Task requirements:
Take each line that has the word "General" and return it.

Stored entries:
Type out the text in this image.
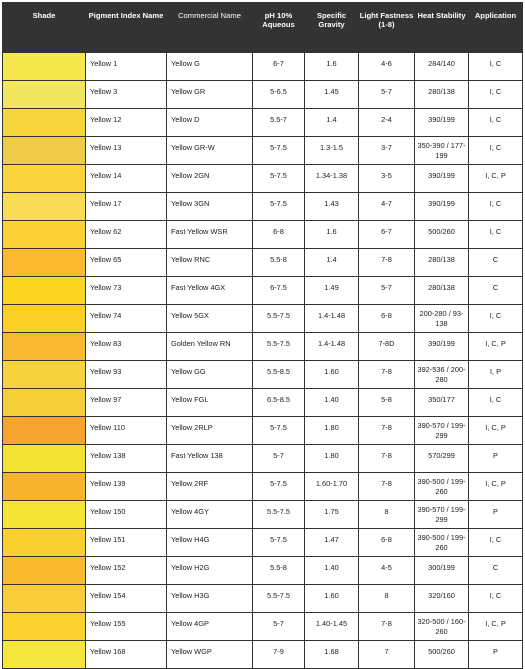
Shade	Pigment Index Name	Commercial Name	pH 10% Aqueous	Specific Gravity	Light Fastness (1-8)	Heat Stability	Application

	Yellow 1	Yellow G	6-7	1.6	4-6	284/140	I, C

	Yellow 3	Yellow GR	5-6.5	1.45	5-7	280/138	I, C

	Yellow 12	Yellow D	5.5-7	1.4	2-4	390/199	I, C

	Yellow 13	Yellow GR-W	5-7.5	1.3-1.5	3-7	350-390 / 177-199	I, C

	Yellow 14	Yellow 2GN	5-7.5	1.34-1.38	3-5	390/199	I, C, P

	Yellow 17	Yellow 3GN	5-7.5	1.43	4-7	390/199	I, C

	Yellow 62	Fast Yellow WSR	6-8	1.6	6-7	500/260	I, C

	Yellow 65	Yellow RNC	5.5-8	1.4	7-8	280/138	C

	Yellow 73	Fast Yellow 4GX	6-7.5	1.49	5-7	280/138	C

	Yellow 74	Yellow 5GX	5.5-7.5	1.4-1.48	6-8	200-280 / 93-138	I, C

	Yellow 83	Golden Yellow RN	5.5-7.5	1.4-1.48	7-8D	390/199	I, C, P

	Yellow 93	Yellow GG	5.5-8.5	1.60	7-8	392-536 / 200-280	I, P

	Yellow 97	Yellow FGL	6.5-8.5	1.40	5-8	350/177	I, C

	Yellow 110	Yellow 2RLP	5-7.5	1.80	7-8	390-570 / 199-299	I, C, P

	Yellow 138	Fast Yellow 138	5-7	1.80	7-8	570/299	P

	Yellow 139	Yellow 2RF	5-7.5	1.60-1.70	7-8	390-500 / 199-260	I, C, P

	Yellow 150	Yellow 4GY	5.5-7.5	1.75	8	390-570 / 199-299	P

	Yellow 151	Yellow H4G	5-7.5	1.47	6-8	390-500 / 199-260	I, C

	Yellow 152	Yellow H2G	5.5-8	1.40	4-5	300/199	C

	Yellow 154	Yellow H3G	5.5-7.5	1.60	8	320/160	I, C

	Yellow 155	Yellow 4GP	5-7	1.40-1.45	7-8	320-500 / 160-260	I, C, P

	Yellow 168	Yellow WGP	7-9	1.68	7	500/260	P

--

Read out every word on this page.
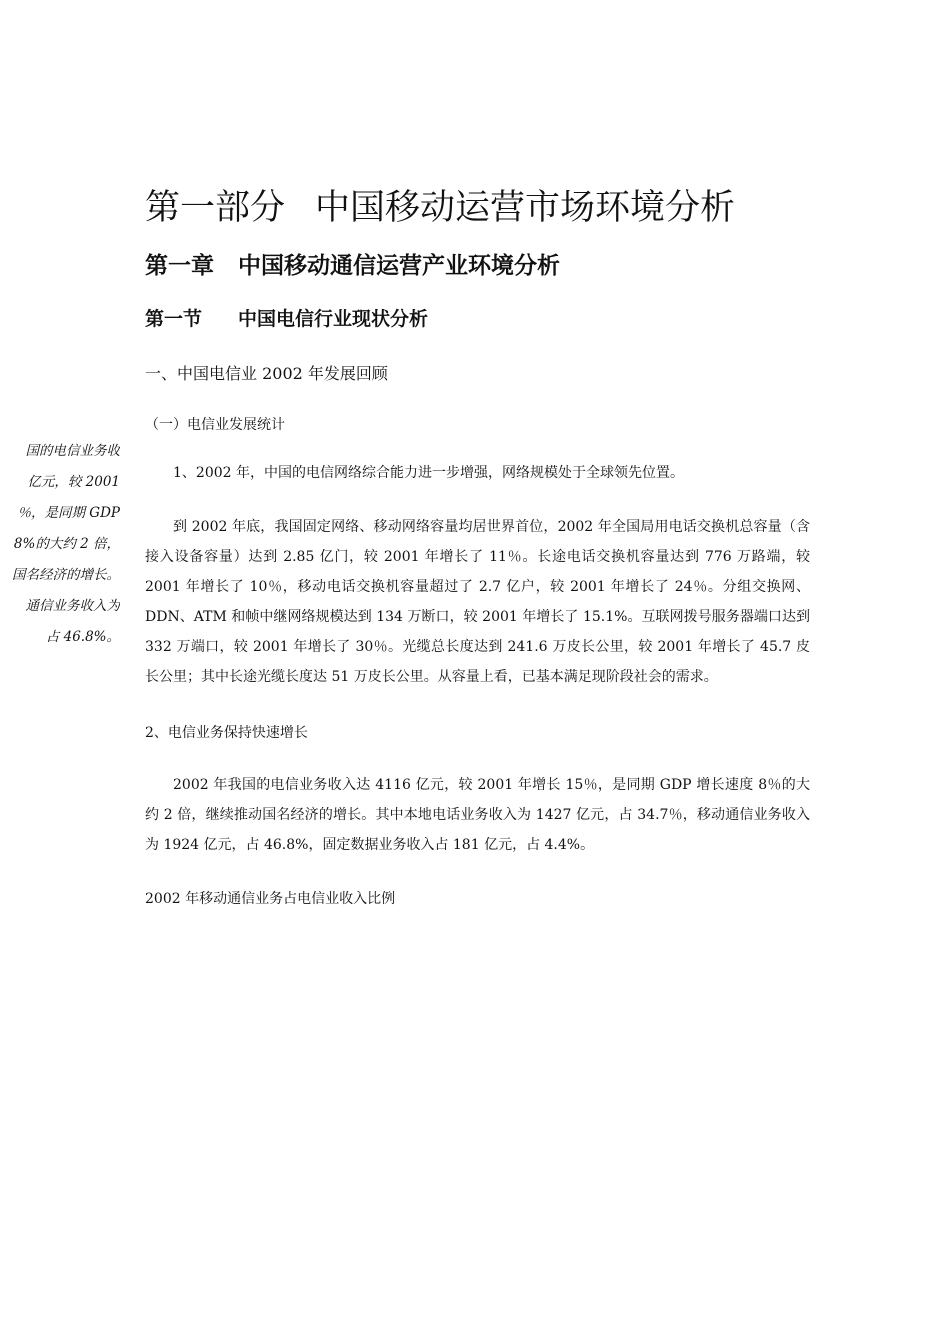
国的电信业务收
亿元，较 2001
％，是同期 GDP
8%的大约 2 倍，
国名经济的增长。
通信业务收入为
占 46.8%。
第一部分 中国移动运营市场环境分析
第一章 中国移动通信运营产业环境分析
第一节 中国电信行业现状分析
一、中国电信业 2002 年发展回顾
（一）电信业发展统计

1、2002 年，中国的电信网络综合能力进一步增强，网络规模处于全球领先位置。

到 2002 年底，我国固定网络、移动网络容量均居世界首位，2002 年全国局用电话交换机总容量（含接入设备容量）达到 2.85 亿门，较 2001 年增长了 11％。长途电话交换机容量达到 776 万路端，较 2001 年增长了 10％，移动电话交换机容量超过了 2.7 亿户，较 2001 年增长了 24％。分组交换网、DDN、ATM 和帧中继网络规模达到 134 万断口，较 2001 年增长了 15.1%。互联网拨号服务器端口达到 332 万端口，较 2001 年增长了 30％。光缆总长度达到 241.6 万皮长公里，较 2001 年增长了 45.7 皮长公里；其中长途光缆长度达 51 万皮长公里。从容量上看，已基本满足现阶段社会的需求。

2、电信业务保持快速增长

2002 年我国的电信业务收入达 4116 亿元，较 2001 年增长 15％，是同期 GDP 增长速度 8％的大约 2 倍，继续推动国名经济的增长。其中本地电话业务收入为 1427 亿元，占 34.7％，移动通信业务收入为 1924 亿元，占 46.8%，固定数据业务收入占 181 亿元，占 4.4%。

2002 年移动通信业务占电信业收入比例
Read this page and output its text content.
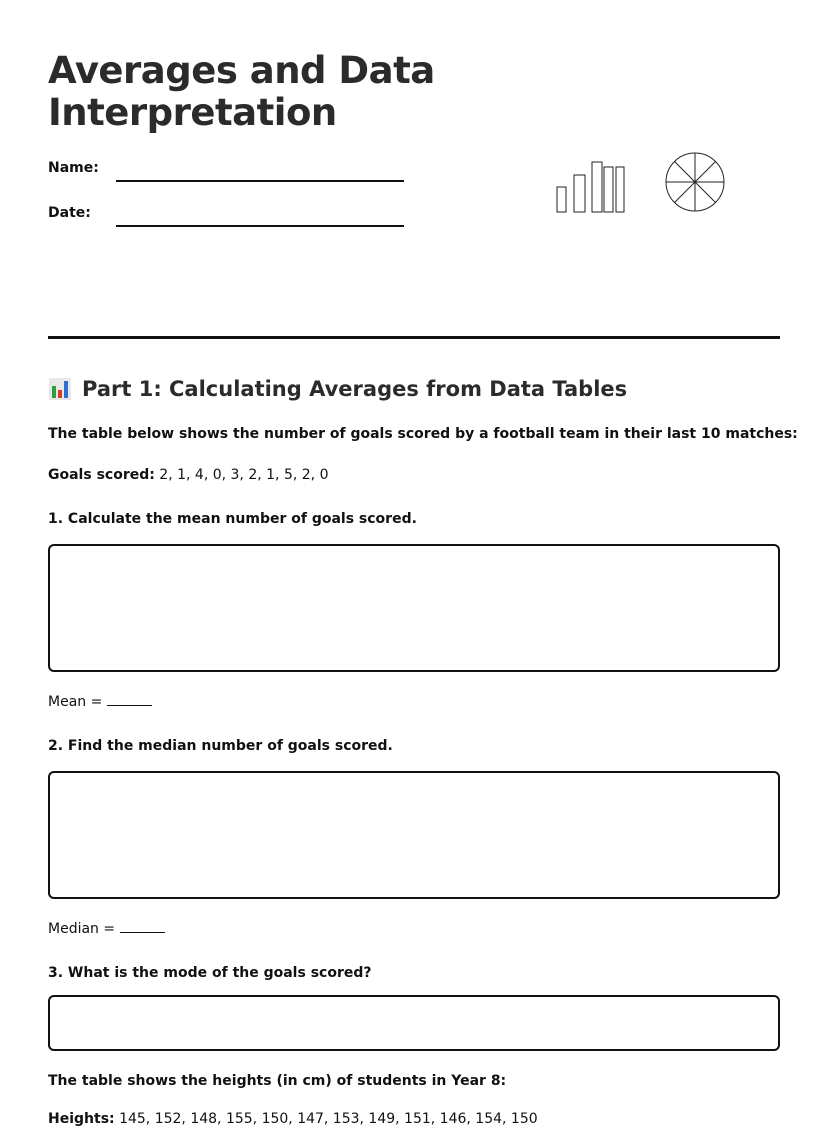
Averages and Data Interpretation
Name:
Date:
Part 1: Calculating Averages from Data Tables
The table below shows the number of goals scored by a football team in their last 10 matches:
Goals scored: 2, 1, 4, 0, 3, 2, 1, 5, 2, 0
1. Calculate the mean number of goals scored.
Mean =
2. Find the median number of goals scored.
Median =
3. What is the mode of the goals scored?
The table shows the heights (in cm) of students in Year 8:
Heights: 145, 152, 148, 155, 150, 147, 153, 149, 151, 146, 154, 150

* * *

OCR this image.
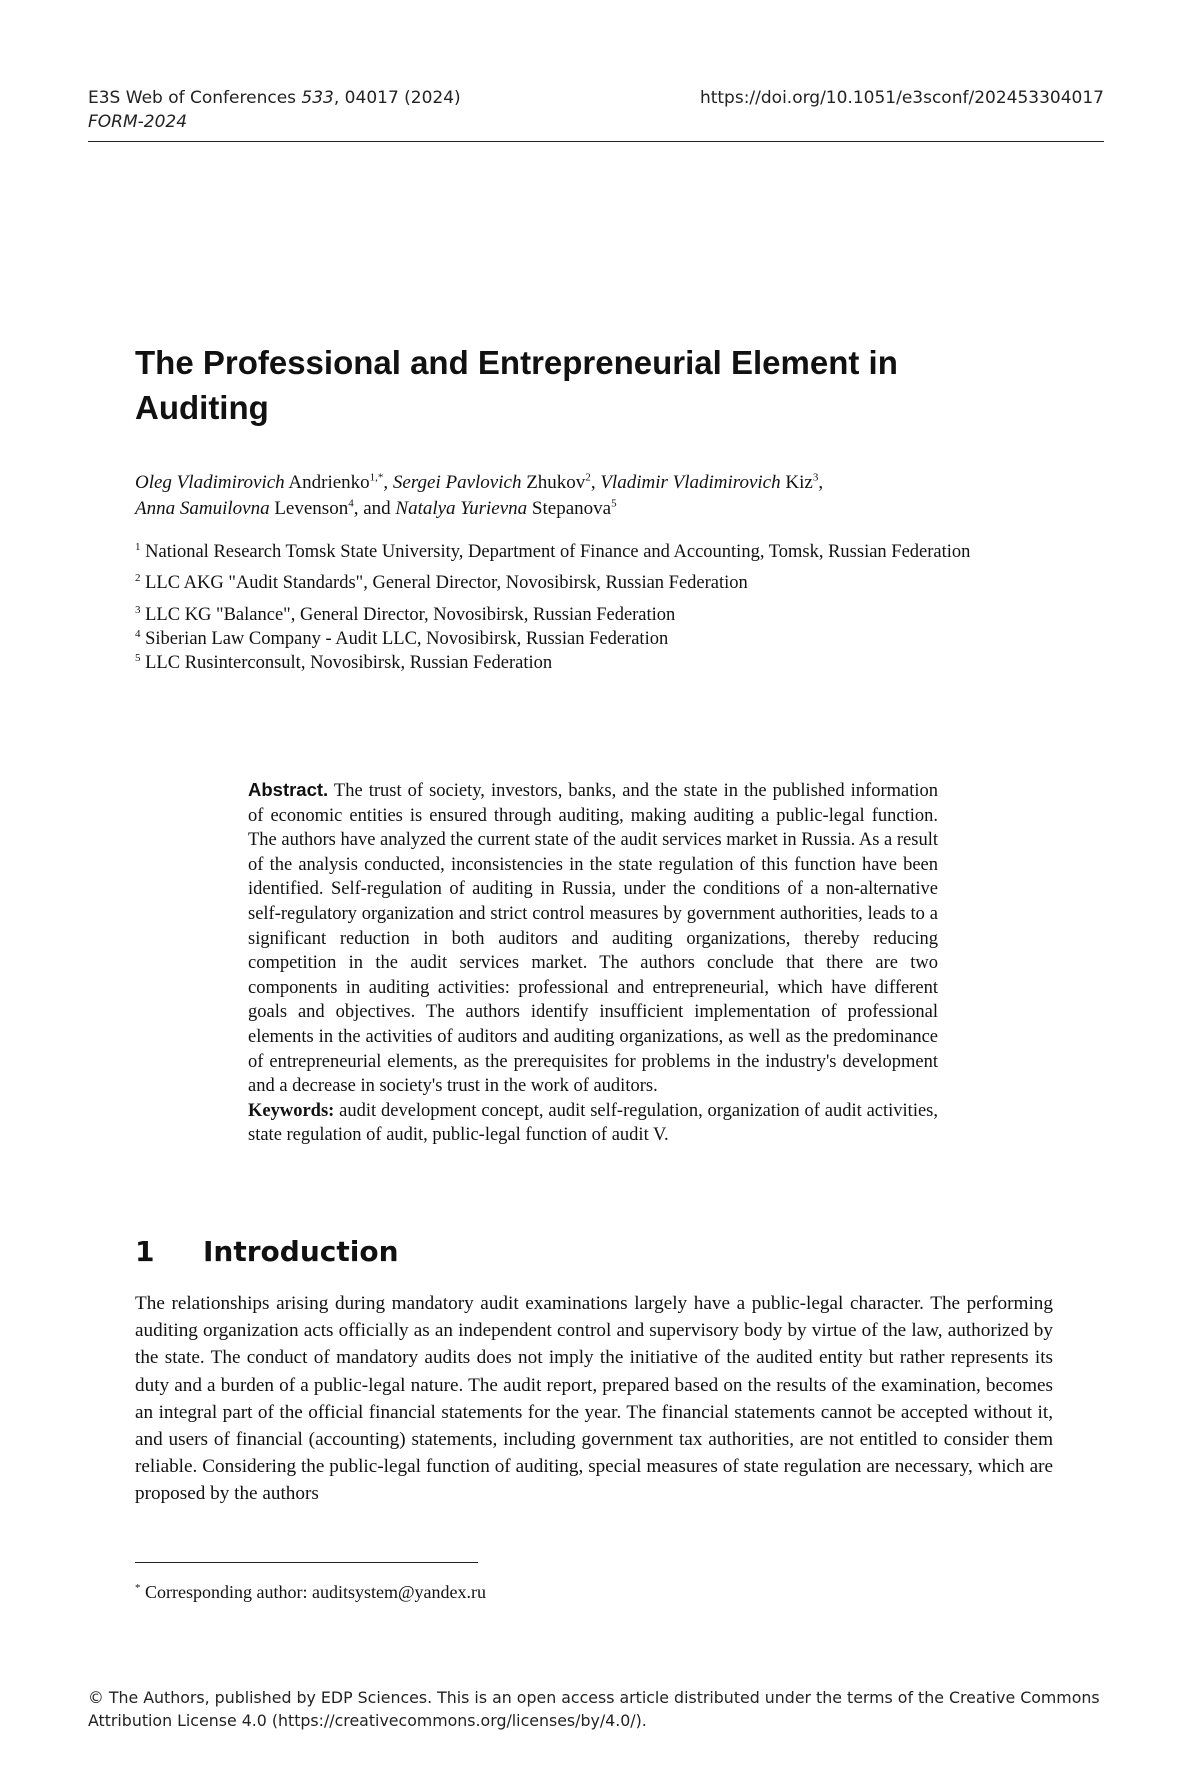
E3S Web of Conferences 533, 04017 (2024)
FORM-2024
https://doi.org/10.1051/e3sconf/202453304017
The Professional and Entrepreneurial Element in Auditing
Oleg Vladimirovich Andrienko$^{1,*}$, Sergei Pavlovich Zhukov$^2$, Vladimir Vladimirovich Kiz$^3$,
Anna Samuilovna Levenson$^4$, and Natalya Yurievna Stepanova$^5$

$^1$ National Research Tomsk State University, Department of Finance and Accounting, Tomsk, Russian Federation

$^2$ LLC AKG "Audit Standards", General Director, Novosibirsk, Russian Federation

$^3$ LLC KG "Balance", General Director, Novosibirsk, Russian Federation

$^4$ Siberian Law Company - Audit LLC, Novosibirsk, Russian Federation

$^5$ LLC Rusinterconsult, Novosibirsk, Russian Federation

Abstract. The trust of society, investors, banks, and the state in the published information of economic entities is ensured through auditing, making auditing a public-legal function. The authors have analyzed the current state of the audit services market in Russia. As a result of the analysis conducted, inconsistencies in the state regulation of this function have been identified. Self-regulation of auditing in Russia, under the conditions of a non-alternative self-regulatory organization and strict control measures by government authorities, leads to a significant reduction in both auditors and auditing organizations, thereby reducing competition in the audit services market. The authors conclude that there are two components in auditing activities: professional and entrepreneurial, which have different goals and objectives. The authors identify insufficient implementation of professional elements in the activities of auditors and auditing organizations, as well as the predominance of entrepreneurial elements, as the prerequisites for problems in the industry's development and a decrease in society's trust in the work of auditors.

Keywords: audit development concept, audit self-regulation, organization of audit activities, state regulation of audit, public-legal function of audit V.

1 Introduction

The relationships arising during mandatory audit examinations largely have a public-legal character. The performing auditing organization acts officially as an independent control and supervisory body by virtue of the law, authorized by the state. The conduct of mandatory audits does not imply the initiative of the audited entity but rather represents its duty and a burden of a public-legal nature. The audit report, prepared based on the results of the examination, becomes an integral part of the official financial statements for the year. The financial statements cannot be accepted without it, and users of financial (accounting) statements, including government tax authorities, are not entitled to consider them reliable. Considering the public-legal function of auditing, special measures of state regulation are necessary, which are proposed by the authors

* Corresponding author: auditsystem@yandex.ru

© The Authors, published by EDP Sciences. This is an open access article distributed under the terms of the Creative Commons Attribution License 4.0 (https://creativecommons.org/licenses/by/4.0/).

Finished task:
$^2$ LLC AKG "Audit Standards", General Director, Novosibirsk, Russian Federation
$^3$ LLC KG "Balance", General Director, Novosibirsk, Russian Federation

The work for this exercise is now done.